### [Task statement]
For the string "vargens", work out how many lines of the data contain it and give that number with nothing added.

Collected data entries:
+++
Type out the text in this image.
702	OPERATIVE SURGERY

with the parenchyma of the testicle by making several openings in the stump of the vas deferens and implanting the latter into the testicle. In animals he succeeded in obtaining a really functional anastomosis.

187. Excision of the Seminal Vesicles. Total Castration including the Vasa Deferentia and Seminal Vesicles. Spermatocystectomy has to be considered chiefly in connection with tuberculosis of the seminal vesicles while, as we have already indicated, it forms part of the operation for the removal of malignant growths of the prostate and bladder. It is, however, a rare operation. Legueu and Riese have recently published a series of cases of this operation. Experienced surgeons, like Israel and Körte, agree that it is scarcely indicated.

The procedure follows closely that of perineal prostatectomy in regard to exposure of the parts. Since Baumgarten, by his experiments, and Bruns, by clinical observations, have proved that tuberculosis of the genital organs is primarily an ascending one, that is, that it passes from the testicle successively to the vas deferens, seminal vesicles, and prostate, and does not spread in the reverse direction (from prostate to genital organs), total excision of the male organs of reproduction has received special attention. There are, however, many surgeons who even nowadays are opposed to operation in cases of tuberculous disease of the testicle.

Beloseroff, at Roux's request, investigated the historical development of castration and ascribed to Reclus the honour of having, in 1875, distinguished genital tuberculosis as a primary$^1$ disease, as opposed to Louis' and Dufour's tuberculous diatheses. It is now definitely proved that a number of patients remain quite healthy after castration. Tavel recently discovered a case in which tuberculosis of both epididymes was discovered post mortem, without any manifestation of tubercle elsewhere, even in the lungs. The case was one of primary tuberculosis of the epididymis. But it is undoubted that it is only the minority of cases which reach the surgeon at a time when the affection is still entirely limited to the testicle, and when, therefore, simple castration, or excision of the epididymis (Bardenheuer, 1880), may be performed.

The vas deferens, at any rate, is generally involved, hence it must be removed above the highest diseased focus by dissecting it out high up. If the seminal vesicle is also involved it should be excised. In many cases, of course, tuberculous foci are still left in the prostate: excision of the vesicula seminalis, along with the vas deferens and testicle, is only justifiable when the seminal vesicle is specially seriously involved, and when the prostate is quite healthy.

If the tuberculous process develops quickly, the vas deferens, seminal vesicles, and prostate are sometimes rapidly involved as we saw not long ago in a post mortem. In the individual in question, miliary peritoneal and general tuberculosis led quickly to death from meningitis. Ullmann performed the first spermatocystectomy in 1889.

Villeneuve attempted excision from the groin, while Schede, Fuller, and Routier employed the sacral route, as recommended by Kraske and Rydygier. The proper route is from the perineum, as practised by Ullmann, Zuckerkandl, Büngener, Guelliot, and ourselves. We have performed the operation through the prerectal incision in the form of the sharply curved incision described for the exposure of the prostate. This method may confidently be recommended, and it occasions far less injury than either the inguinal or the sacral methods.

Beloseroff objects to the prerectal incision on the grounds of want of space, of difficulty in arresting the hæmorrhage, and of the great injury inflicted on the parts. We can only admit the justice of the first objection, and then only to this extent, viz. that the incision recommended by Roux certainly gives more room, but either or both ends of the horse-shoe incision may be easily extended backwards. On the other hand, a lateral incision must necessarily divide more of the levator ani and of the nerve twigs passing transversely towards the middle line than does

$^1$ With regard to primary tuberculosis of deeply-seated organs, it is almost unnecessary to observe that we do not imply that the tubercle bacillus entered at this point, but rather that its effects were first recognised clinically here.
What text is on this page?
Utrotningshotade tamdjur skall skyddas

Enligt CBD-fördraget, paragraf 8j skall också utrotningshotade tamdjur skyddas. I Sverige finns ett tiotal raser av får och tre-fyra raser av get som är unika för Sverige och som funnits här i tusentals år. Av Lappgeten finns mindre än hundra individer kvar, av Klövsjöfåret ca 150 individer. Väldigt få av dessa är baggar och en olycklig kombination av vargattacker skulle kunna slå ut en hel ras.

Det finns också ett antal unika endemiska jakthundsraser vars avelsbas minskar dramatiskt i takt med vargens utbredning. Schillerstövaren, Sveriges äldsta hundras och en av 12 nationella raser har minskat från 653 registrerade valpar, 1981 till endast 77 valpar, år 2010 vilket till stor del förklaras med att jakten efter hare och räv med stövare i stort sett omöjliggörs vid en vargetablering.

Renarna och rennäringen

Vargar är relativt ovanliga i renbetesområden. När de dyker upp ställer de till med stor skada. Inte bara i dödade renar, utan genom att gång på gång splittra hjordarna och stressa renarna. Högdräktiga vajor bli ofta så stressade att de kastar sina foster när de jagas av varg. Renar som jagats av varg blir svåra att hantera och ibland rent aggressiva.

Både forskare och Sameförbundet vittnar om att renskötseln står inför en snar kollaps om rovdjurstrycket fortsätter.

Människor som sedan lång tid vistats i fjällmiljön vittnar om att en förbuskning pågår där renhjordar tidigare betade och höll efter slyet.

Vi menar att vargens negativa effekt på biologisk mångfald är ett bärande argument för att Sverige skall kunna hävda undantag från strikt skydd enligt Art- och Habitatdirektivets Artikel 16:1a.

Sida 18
+++
### [Output for this task]
2